_JOB_
Quote every line of the material beneath this one.

_MATERIAL FOR THIS EXERCISE_
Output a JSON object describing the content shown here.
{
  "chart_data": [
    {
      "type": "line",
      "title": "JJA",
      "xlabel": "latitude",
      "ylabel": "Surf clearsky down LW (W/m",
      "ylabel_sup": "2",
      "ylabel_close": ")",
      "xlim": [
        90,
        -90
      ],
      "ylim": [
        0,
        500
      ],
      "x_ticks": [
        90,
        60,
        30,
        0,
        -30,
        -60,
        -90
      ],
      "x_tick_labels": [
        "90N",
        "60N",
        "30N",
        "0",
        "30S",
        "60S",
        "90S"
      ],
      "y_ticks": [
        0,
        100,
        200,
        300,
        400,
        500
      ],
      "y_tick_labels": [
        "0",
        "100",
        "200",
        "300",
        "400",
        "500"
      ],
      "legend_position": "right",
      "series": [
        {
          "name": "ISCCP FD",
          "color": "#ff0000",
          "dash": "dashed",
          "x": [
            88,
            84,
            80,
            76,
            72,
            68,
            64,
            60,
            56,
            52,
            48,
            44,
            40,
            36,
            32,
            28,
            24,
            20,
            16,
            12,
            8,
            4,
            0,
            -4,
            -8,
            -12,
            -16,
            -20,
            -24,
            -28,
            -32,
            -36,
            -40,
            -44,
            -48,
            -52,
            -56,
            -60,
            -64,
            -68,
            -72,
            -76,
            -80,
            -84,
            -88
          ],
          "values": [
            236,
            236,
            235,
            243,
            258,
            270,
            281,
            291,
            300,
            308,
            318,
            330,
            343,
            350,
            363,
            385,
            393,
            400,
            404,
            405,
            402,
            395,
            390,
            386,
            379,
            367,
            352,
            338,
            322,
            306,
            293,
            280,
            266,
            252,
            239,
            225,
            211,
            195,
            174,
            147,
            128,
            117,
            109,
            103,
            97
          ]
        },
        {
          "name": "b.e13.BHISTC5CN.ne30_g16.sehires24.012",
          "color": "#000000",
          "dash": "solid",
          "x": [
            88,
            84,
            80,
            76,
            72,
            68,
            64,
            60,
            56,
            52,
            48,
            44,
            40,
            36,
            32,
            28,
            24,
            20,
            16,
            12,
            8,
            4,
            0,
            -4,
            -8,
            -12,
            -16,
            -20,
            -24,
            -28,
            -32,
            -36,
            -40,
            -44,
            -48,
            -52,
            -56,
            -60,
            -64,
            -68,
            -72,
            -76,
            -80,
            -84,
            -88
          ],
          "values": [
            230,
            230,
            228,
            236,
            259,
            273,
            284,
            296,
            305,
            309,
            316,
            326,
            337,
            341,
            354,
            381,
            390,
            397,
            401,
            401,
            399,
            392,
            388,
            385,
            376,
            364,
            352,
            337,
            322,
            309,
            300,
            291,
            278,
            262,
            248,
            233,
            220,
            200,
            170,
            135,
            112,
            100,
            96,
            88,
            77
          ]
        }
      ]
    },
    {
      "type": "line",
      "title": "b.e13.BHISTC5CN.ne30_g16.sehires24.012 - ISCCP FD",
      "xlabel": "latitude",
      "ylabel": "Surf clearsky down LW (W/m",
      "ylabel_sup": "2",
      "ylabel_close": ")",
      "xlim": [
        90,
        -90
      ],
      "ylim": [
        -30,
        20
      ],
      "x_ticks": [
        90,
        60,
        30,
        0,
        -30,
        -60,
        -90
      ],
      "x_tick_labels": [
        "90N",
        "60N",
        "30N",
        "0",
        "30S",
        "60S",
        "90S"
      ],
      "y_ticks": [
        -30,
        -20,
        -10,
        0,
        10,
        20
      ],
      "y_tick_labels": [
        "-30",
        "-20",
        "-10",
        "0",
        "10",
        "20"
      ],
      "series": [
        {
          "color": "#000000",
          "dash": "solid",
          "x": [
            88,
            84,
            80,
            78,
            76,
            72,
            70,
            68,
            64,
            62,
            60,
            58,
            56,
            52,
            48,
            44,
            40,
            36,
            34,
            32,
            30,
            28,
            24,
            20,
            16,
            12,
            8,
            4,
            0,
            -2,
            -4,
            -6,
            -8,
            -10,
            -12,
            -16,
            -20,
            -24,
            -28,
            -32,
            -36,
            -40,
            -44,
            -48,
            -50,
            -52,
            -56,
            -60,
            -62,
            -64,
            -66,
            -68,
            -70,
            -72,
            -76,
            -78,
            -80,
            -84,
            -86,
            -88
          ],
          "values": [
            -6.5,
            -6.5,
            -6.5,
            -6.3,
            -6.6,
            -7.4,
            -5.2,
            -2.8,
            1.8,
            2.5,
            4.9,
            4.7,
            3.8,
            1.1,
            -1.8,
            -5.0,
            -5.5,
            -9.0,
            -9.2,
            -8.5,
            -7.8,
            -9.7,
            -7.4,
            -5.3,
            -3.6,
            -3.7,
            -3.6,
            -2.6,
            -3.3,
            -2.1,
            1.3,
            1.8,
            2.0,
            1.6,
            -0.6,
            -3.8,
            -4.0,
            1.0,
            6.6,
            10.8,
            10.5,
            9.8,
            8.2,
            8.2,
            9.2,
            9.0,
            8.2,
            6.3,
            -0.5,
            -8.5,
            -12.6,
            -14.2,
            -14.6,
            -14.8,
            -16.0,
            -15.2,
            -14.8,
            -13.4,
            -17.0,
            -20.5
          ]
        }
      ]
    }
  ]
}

_EXERCISE RESPONSE_
Output a JSON object describing the content shown here.
{
  "chart_data": [
    {
      "type": "line",
      "title": "JJA",
      "xlabel": "latitude",
      "ylabel": "Surf clearsky down LW (W/m",
      "ylabel_sup": "2",
      "ylabel_close": ")",
      "xlim": [
        90,
        -90
      ],
      "ylim": [
        0,
        500
      ],
      "x_ticks": [
        90,
        60,
        30,
        0,
        -30,
        -60,
        -90
      ],
      "x_tick_labels": [
        "90N",
        "60N",
        "30N",
        "0",
        "30S",
        "60S",
        "90S"
      ],
      "y_ticks": [
        0,
        100,
        200,
        300,
        400,
        500
      ],
      "y_tick_labels": [
        "0",
        "100",
        "200",
        "300",
        "400",
        "500"
      ],
      "legend_position": "right",
      "series": [
        {
          "name": "ISCCP FD",
          "color": "#ff0000",
          "dash": "dashed",
          "x": [
            88,
            84,
            80,
            76,
            72,
            68,
            64,
            60,
            56,
            52,
            48,
            44,
            40,
            36,
            32,
            28,
            24,
            20,
            16,
            12,
            8,
            4,
            0,
            -4,
            -8,
            -12,
            -16,
            -20,
            -24,
            -28,
            -32,
            -36,
            -40,
            -44,
            -48,
            -52,
            -56,
            -60,
            -64,
            -68,
            -72,
            -76,
            -80,
            -84,
            -88
          ],
          "values": [
            236,
            236,
            235,
            243,
            258,
            270,
            281,
            291,
            300,
            308,
            318,
            330,
            343,
            350,
            363,
            385,
            393,
            400,
            404,
            405,
            402,
            395,
            390,
            386,
            379,
            367,
            352,
            338,
            322,
            306,
            293,
            280,
            266,
            252,
            239,
            225,
            211,
            195,
            174,
            147,
            128,
            117,
            109,
            103,
            97
          ]
        },
        {
          "name": "b.e13.BHISTC5CN.ne30_g16.sehires24.012",
          "color": "#000000",
          "dash": "solid",
          "x": [
            88,
            84,
            80,
            76,
            72,
            68,
            64,
            60,
            56,
            52,
            48,
            44,
            40,
            36,
            32,
            28,
            24,
            20,
            16,
            12,
            8,
            4,
            0,
            -4,
            -8,
            -12,
            -16,
            -20,
            -24,
            -28,
            -32,
            -36,
            -40,
            -44,
            -48,
            -52,
            -56,
            -60,
            -64,
            -68,
            -72,
            -76,
            -80,
            -84,
            -88
          ],
          "values": [
            230,
            230,
            228,
            236,
            259,
            273,
            284,
            296,
            305,
            309,
            316,
            326,
            337,
            341,
            354,
            381,
            390,
            397,
            401,
            401,
            399,
            392,
            388,
            385,
            376,
            364,
            352,
            337,
            322,
            309,
            300,
            291,
            278,
            262,
            248,
            233,
            220,
            200,
            170,
            135,
            112,
            100,
            96,
            88,
            77
          ]
        }
      ]
    },
    {
      "type": "line",
      "title": "b.e13.BHISTC5CN.ne30_g16.sehires24.012 - ISCCP FD",
      "xlabel": "latitude",
      "ylabel": "Surf clearsky down LW (W/m",
      "ylabel_sup": "2",
      "ylabel_close": ")",
      "xlim": [
        90,
        -90
      ],
      "ylim": [
        -30,
        20
      ],
      "x_ticks": [
        90,
        60,
        30,
        0,
        -30,
        -60,
        -90
      ],
      "x_tick_labels": [
        "90N",
        "60N",
        "30N",
        "0",
        "30S",
        "60S",
        "90S"
      ],
      "y_ticks": [
        -30,
        -20,
        -10,
        0,
        10,
        20
      ],
      "y_tick_labels": [
        "-30",
        "-20",
        "-10",
        "0",
        "10",
        "20"
      ],
      "series": [
        {
          "color": "#000000",
          "dash": "solid",
          "x": [
            88,
            84,
            80,
            78,
            76,
            72,
            70,
            68,
            64,
            62,
            60,
            58,
            56,
            52,
            48,
            44,
            40,
            36,
            34,
            32,
            30,
            28,
            24,
            20,
            16,
            12,
            8,
            4,
            0,
            -2,
            -4,
            -6,
            -8,
            -10,
            -12,
            -16,
            -20,
            -24,
            -28,
            -32,
            -36,
            -40,
            -44,
            -48,
            -50,
            -52,
            -56,
            -60,
            -62,
            -64,
            -66,
            -68,
            -70,
            -72,
            -76,
            -78,
            -80,
            -84,
            -86,
            -88
          ],
          "values": [
            -6.5,
            -6.5,
            -6.5,
            -6.3,
            -6.6,
            -7.4,
            -5.2,
            -2.8,
            1.8,
            2.5,
            4.9,
            4.7,
            3.8,
            1.1,
            -1.8,
            -5.0,
            -5.5,
            -9.0,
            -9.2,
            -8.5,
            -7.8,
            -9.7,
            -7.4,
            -5.3,
            -3.6,
            -3.7,
            -3.6,
            -2.6,
            -3.3,
            -2.1,
            1.3,
            1.8,
            2.0,
            1.6,
            -0.6,
            -3.8,
            -4.0,
            1.0,
            6.6,
            10.8,
            10.5,
            9.8,
            8.2,
            8.2,
            9.2,
            9.0,
            8.2,
            6.3,
            -0.5,
            -8.5,
            -12.6,
            -14.2,
            -14.6,
            -14.8,
            -16.0,
            -15.2,
            -14.8,
            -13.4,
            -17.0,
            -20.5
          ]
        }
      ]
    }
  ]
}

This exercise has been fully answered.